* START Exercise material *

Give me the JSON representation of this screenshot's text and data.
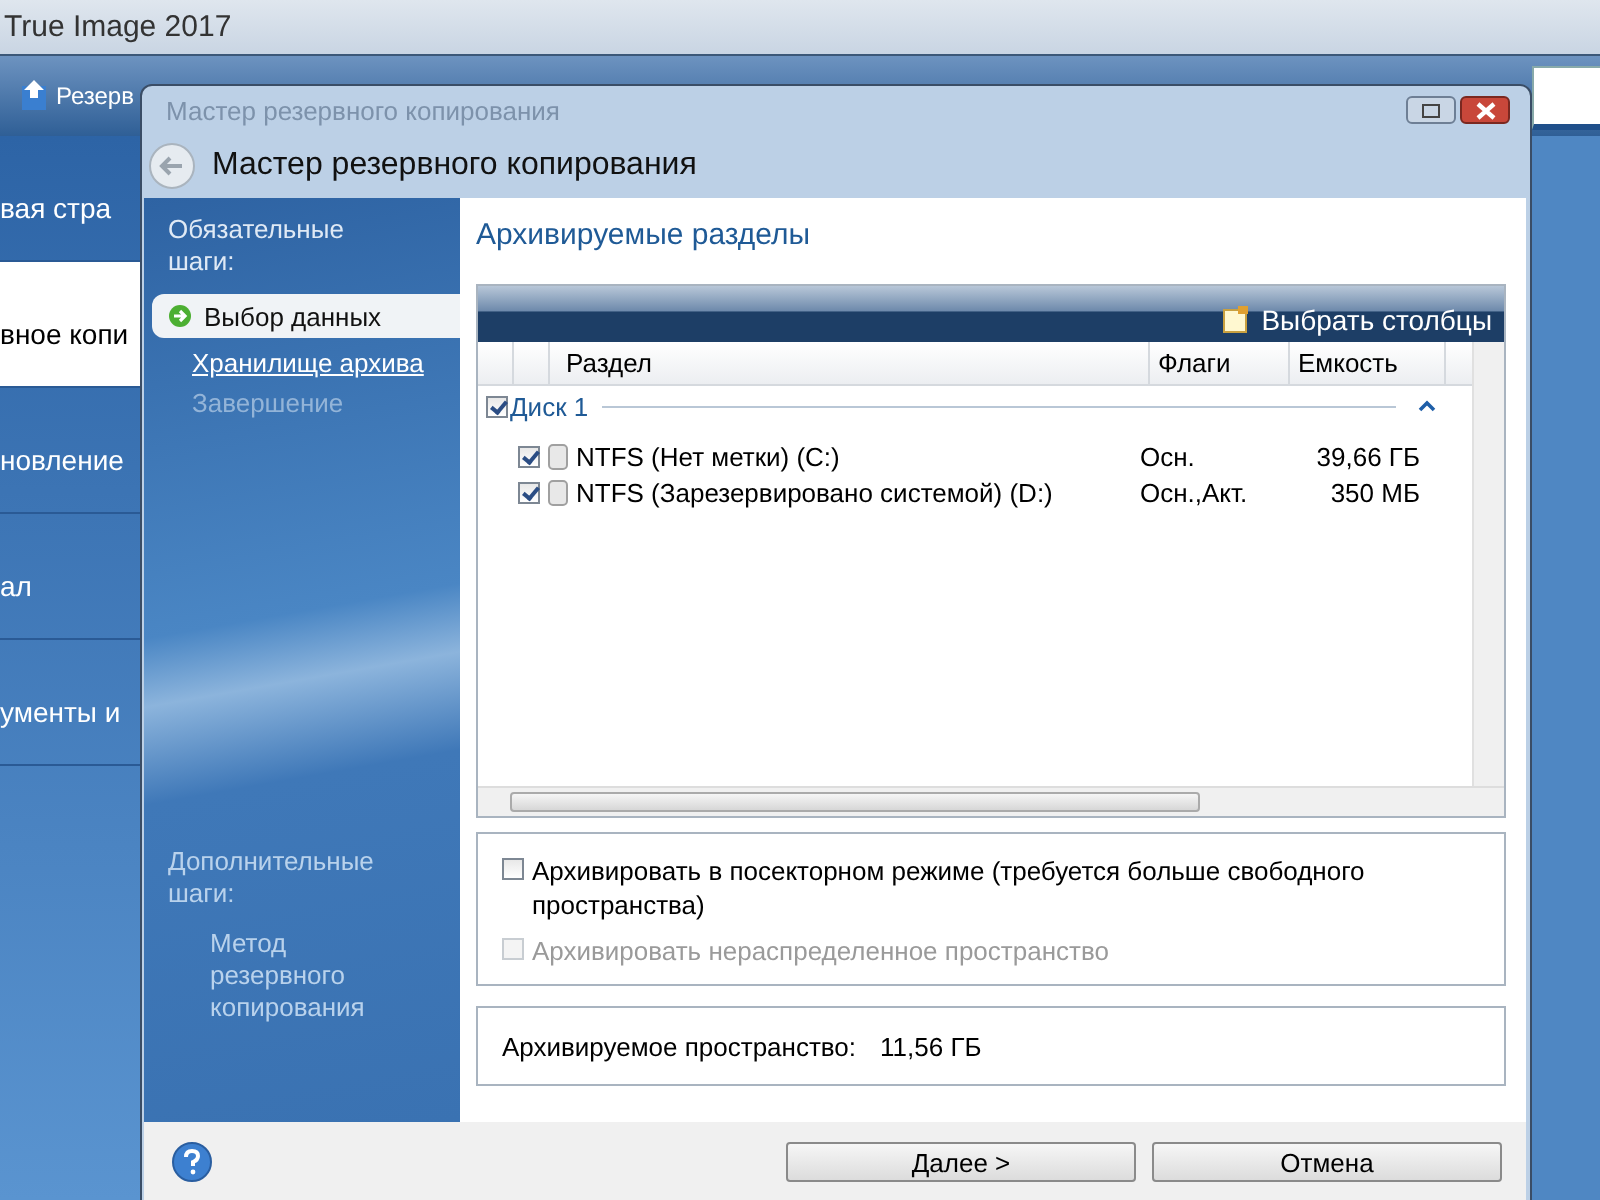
{
  "app": {
    "title": "True Image 2017",
    "toolbar_item": "Резерв",
    "nav": [
      {
        "label": "вая стра",
        "selected": false
      },
      {
        "label": "вное копи",
        "selected": true
      },
      {
        "label": "новление",
        "selected": false
      },
      {
        "label": "ал",
        "selected": false
      },
      {
        "label": "ументы и",
        "selected": false
      }
    ]
  },
  "dialog": {
    "caption": "Мастер резервного копирования",
    "title": "Мастер резервного копирования",
    "steps_heading": "Обязательные шаги:",
    "steps": [
      {
        "label": "Выбор данных",
        "kind": "current"
      },
      {
        "label": "Хранилище архива",
        "kind": "link"
      },
      {
        "label": "Завершение",
        "kind": "disabled"
      }
    ],
    "optional_heading": "Дополнительные шаги:",
    "optional_steps": [
      {
        "label": "Метод резервного копирования",
        "kind": "disabled"
      }
    ],
    "page_title": "Архивируемые разделы",
    "choose_columns": "Выбрать столбцы",
    "table": {
      "columns": [
        "Раздел",
        "Флаги",
        "Емкость"
      ],
      "group": {
        "label": "Диск 1",
        "checked": true,
        "expanded": true
      },
      "rows": [
        {
          "checked": true,
          "cells": [
            "NTFS (Нет метки) (C:)",
            "Осн.",
            "39,66 ГБ"
          ]
        },
        {
          "checked": true,
          "cells": [
            "NTFS (Зарезервировано системой) (D:)",
            "Осн.,Акт.",
            "350 МБ"
          ]
        }
      ]
    },
    "options": [
      {
        "label": "Архивировать в посекторном режиме (требуется больше свободного пространства)",
        "checked": false,
        "disabled": false
      },
      {
        "label": "Архивировать нераспределенное пространство",
        "checked": false,
        "disabled": true
      }
    ],
    "space_label": "Архивируемое пространство:",
    "space_value": "11,56 ГБ",
    "buttons": [
      {
        "label": "Далее >"
      },
      {
        "label": "Отмена"
      }
    ]
  }
}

* END Exercise material *

◆ **Task to carry out**: Transcribe all of the material exactly, leaving out whatever pictures it contains.

◆ **Answer**:
Give me the JSON representation of this screenshot's text and data.
{
  "app": {
    "title": "True Image 2017",
    "toolbar_item": "Резерв",
    "nav": [
      {
        "label": "вая стра",
        "selected": false
      },
      {
        "label": "вное копи",
        "selected": true
      },
      {
        "label": "новление",
        "selected": false
      },
      {
        "label": "ал",
        "selected": false
      },
      {
        "label": "ументы и",
        "selected": false
      }
    ]
  },
  "dialog": {
    "caption": "Мастер резервного копирования",
    "title": "Мастер резервного копирования",
    "steps_heading": "Обязательные шаги:",
    "steps": [
      {
        "label": "Выбор данных",
        "kind": "current"
      },
      {
        "label": "Хранилище архива",
        "kind": "link"
      },
      {
        "label": "Завершение",
        "kind": "disabled"
      }
    ],
    "optional_heading": "Дополнительные шаги:",
    "optional_steps": [
      {
        "label": "Метод резервного копирования",
        "kind": "disabled"
      }
    ],
    "page_title": "Архивируемые разделы",
    "choose_columns": "Выбрать столбцы",
    "table": {
      "columns": [
        "Раздел",
        "Флаги",
        "Емкость"
      ],
      "group": {
        "label": "Диск 1",
        "checked": true,
        "expanded": true
      },
      "rows": [
        {
          "checked": true,
          "cells": [
            "NTFS (Нет метки) (C:)",
            "Осн.",
            "39,66 ГБ"
          ]
        },
        {
          "checked": true,
          "cells": [
            "NTFS (Зарезервировано системой) (D:)",
            "Осн.,Акт.",
            "350 МБ"
          ]
        }
      ]
    },
    "options": [
      {
        "label": "Архивировать в посекторном режиме (требуется больше свободного пространства)",
        "checked": false,
        "disabled": false
      },
      {
        "label": "Архивировать нераспределенное пространство",
        "checked": false,
        "disabled": true
      }
    ],
    "space_label": "Архивируемое пространство:",
    "space_value": "11,56 ГБ",
    "buttons": [
      {
        "label": "Далее >"
      },
      {
        "label": "Отмена"
      }
    ]
  }
}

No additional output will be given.